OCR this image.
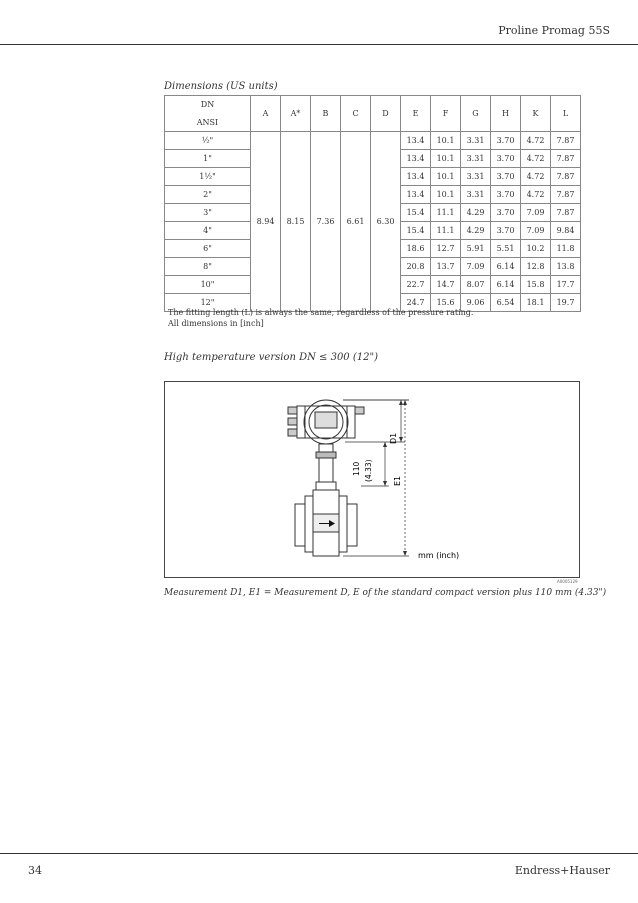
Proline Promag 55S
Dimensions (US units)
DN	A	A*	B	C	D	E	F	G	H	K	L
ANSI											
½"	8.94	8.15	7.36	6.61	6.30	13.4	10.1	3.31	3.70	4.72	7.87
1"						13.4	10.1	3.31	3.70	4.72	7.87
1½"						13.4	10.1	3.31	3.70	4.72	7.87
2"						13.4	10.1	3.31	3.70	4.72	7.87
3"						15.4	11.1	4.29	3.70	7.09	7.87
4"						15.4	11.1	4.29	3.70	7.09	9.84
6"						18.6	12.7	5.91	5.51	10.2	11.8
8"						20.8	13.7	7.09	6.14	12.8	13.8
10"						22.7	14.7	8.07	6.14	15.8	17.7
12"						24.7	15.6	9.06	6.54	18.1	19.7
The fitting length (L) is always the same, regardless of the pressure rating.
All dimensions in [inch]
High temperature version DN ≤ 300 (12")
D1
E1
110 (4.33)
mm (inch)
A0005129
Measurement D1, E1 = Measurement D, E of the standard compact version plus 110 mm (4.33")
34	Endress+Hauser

# What you should do:
With the pictures left out, transcribe the material exactly.

# Response to this exercise:
OCR this image.
Proline Promag 55S
Dimensions (US units)
DN	A	A*	B	C	D	E	F	G	H	K	L
ANSI											
½"	8.94	8.15	7.36	6.61	6.30	13.4	10.1	3.31	3.70	4.72	7.87
1"						13.4	10.1	3.31	3.70	4.72	7.87
1½"						13.4	10.1	3.31	3.70	4.72	7.87
2"						13.4	10.1	3.31	3.70	4.72	7.87
3"						15.4	11.1	4.29	3.70	7.09	7.87
4"						15.4	11.1	4.29	3.70	7.09	9.84
6"						18.6	12.7	5.91	5.51	10.2	11.8
8"						20.8	13.7	7.09	6.14	12.8	13.8
10"						22.7	14.7	8.07	6.14	15.8	17.7
12"						24.7	15.6	9.06	6.54	18.1	19.7
The fitting length (L) is always the same, regardless of the pressure rating.
All dimensions in [inch]
High temperature version DN ≤ 300 (12")
D1
E1
110 (4.33)
mm (inch)
A0005129
Measurement D1, E1 = Measurement D, E of the standard compact version plus 110 mm (4.33")
34	Endress+Hauser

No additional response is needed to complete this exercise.